The request: All records below must be retyped exactly.

Data supplied:
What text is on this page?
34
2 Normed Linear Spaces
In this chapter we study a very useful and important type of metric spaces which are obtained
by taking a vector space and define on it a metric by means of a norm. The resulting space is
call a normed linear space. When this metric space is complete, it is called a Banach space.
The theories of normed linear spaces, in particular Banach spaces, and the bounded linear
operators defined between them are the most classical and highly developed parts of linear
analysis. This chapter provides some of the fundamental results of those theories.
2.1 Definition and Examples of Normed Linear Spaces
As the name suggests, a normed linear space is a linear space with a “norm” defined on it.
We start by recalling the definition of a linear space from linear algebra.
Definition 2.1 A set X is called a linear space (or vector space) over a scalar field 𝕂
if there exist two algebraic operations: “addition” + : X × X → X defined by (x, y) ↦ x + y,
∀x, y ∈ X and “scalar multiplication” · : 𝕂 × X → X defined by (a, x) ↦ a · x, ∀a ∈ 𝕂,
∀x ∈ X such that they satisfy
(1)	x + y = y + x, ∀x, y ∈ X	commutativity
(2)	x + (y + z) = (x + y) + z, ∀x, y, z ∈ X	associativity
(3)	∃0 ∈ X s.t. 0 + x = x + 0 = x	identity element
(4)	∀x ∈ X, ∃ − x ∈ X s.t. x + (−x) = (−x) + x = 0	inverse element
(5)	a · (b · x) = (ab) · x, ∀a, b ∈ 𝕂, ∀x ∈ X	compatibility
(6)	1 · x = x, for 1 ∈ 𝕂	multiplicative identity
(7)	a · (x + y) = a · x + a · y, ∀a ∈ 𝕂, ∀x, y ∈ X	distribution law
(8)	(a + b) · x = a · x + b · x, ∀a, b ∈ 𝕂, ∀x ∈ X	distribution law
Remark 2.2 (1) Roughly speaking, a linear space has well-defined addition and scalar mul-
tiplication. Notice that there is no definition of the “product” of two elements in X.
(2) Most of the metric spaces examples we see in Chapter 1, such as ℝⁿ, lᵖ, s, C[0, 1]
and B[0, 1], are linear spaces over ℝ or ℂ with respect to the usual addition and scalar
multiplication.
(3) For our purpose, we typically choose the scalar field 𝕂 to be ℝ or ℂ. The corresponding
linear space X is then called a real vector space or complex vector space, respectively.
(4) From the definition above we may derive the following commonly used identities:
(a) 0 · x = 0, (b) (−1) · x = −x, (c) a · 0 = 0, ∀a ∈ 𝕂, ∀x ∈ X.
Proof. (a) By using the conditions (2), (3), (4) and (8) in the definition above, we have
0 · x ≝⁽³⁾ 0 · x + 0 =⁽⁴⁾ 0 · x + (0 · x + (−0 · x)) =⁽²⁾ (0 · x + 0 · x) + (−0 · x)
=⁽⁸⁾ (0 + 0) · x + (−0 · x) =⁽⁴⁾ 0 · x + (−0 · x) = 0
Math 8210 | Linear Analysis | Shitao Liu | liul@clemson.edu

Complete output:
What text is on this page?
34
2 Normed Linear Spaces
In this chapter we study a very useful and important type of metric spaces which are obtained
by taking a vector space and define on it a metric by means of a norm. The resulting space is
call a normed linear space. When this metric space is complete, it is called a Banach space.
The theories of normed linear spaces, in particular Banach spaces, and the bounded linear
operators defined between them are the most classical and highly developed parts of linear
analysis. This chapter provides some of the fundamental results of those theories.
2.1 Definition and Examples of Normed Linear Spaces
As the name suggests, a normed linear space is a linear space with a “norm” defined on it.
We start by recalling the definition of a linear space from linear algebra.
Definition 2.1 A set X is called a linear space (or vector space) over a scalar field 𝕂
if there exist two algebraic operations: “addition” + : X × X → X defined by (x, y) ↦ x + y,
∀x, y ∈ X and “scalar multiplication” · : 𝕂 × X → X defined by (a, x) ↦ a · x, ∀a ∈ 𝕂,
∀x ∈ X such that they satisfy
(1)	x + y = y + x, ∀x, y ∈ X	commutativity
(2)	x + (y + z) = (x + y) + z, ∀x, y, z ∈ X	associativity
(3)	∃0 ∈ X s.t. 0 + x = x + 0 = x	identity element
(4)	∀x ∈ X, ∃ − x ∈ X s.t. x + (−x) = (−x) + x = 0	inverse element
(5)	a · (b · x) = (ab) · x, ∀a, b ∈ 𝕂, ∀x ∈ X	compatibility
(6)	1 · x = x, for 1 ∈ 𝕂	multiplicative identity
(7)	a · (x + y) = a · x + a · y, ∀a ∈ 𝕂, ∀x, y ∈ X	distribution law
(8)	(a + b) · x = a · x + b · x, ∀a, b ∈ 𝕂, ∀x ∈ X	distribution law
Remark 2.2 (1) Roughly speaking, a linear space has well-defined addition and scalar mul-
tiplication. Notice that there is no definition of the “product” of two elements in X.
(2) Most of the metric spaces examples we see in Chapter 1, such as ℝⁿ, lᵖ, s, C[0, 1]
and B[0, 1], are linear spaces over ℝ or ℂ with respect to the usual addition and scalar
multiplication.
(3) For our purpose, we typically choose the scalar field 𝕂 to be ℝ or ℂ. The corresponding
linear space X is then called a real vector space or complex vector space, respectively.
(4) From the definition above we may derive the following commonly used identities:
(a) 0 · x = 0, (b) (−1) · x = −x, (c) a · 0 = 0, ∀a ∈ 𝕂, ∀x ∈ X.
Proof. (a) By using the conditions (2), (3), (4) and (8) in the definition above, we have
0 · x ≝⁽³⁾ 0 · x + 0 =⁽⁴⁾ 0 · x + (0 · x + (−0 · x)) =⁽²⁾ (0 · x + 0 · x) + (−0 · x)
=⁽⁸⁾ (0 + 0) · x + (−0 · x) =⁽⁴⁾ 0 · x + (−0 · x) = 0
Math 8210 | Linear Analysis | Shitao Liu | liul@clemson.edu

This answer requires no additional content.